• Written problem:
Print the entries verbatim, leaving out the images they contain.

• Input records:

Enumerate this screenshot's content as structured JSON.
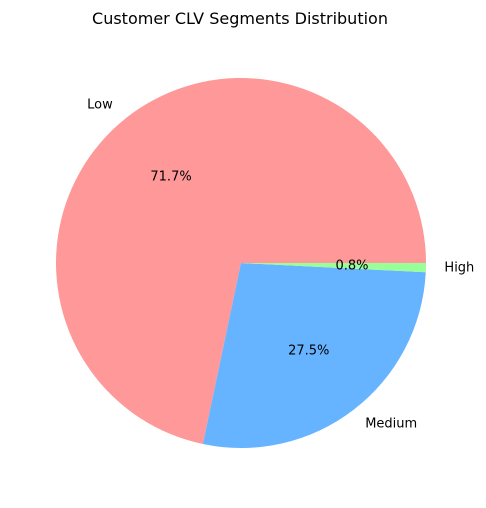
{
  "chart_data": {
    "type": "pie",
    "title": "Customer CLV Segments Distribution",
    "categories": [
      "Low",
      "Medium",
      "High"
    ],
    "values": [
      71.7,
      27.5,
      0.8
    ],
    "value_labels": [
      "71.7%",
      "27.5%",
      "0.8%"
    ],
    "colors": [
      "#ff9999",
      "#66b3ff",
      "#99ff99"
    ],
    "start_angle_deg": 0,
    "direction": "counterclockwise",
    "legend": "none"
  }
}
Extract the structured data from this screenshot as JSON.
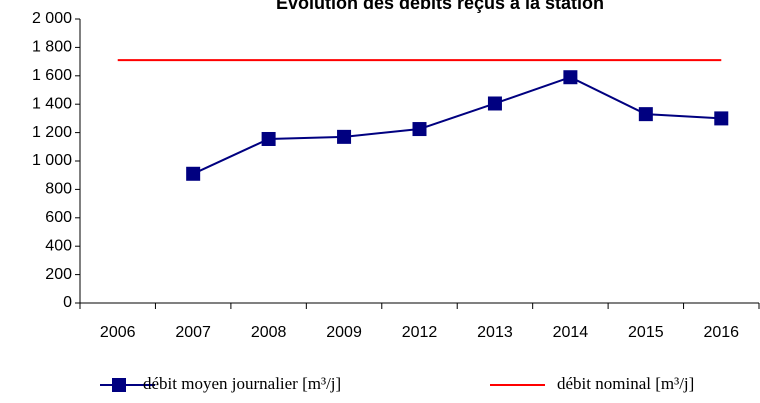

• Completed exercise:
Enumerate this screenshot's content as structured JSON.
{
  "chart_data": {
    "type": "pie",
    "title": "Customer CLV Segments Distribution",
    "categories": [
      "Low",
      "Medium",
      "High"
    ],
    "values": [
      71.7,
      27.5,
      0.8
    ],
    "value_labels": [
      "71.7%",
      "27.5%",
      "0.8%"
    ],
    "colors": [
      "#ff9999",
      "#66b3ff",
      "#99ff99"
    ],
    "start_angle_deg": 0,
    "direction": "counterclockwise",
    "legend": "none"
  }
}
Extract the structured data from this screenshot as JSON.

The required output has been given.